-- Exercise objective --
Make an exact copy of all the records.

-- Working data --
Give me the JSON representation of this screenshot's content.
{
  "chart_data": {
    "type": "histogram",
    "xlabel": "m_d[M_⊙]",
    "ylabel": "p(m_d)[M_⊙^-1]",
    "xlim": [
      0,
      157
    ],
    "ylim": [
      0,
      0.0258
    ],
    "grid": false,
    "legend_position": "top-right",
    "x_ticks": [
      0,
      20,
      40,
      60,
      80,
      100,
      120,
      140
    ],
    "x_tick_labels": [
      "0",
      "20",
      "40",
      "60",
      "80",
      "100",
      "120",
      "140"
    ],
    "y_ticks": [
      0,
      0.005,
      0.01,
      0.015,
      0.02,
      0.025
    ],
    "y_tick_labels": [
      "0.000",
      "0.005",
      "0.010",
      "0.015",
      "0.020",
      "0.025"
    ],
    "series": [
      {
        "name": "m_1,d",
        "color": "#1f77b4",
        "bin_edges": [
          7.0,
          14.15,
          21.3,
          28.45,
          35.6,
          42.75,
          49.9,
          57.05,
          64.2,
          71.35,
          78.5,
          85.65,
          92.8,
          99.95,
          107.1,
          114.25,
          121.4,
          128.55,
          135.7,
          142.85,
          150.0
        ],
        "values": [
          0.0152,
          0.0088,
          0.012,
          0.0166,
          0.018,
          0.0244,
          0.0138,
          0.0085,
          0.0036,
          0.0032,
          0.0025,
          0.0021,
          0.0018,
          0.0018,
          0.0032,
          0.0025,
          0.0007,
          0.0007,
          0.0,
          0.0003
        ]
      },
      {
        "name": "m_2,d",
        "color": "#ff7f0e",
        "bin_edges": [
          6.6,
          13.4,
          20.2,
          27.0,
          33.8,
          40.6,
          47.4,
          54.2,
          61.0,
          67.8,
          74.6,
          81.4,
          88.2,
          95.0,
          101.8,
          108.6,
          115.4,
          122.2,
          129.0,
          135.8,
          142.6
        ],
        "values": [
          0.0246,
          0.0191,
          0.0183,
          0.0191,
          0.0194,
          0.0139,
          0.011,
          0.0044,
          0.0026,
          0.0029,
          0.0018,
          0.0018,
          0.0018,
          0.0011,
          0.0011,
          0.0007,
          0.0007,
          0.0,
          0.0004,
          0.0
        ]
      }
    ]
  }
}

-- Output of the exercise --
Give me the JSON representation of this screenshot's content.
{
  "chart_data": {
    "type": "histogram",
    "xlabel": "m_d[M_⊙]",
    "ylabel": "p(m_d)[M_⊙^-1]",
    "xlim": [
      0,
      157
    ],
    "ylim": [
      0,
      0.0258
    ],
    "grid": false,
    "legend_position": "top-right",
    "x_ticks": [
      0,
      20,
      40,
      60,
      80,
      100,
      120,
      140
    ],
    "x_tick_labels": [
      "0",
      "20",
      "40",
      "60",
      "80",
      "100",
      "120",
      "140"
    ],
    "y_ticks": [
      0,
      0.005,
      0.01,
      0.015,
      0.02,
      0.025
    ],
    "y_tick_labels": [
      "0.000",
      "0.005",
      "0.010",
      "0.015",
      "0.020",
      "0.025"
    ],
    "series": [
      {
        "name": "m_1,d",
        "color": "#1f77b4",
        "bin_edges": [
          7.0,
          14.15,
          21.3,
          28.45,
          35.6,
          42.75,
          49.9,
          57.05,
          64.2,
          71.35,
          78.5,
          85.65,
          92.8,
          99.95,
          107.1,
          114.25,
          121.4,
          128.55,
          135.7,
          142.85,
          150.0
        ],
        "values": [
          0.0152,
          0.0088,
          0.012,
          0.0166,
          0.018,
          0.0244,
          0.0138,
          0.0085,
          0.0036,
          0.0032,
          0.0025,
          0.0021,
          0.0018,
          0.0018,
          0.0032,
          0.0025,
          0.0007,
          0.0007,
          0.0,
          0.0003
        ]
      },
      {
        "name": "m_2,d",
        "color": "#ff7f0e",
        "bin_edges": [
          6.6,
          13.4,
          20.2,
          27.0,
          33.8,
          40.6,
          47.4,
          54.2,
          61.0,
          67.8,
          74.6,
          81.4,
          88.2,
          95.0,
          101.8,
          108.6,
          115.4,
          122.2,
          129.0,
          135.8,
          142.6
        ],
        "values": [
          0.0246,
          0.0191,
          0.0183,
          0.0191,
          0.0194,
          0.0139,
          0.011,
          0.0044,
          0.0026,
          0.0029,
          0.0018,
          0.0018,
          0.0018,
          0.0011,
          0.0011,
          0.0007,
          0.0007,
          0.0,
          0.0004,
          0.0
        ]
      }
    ]
  }
}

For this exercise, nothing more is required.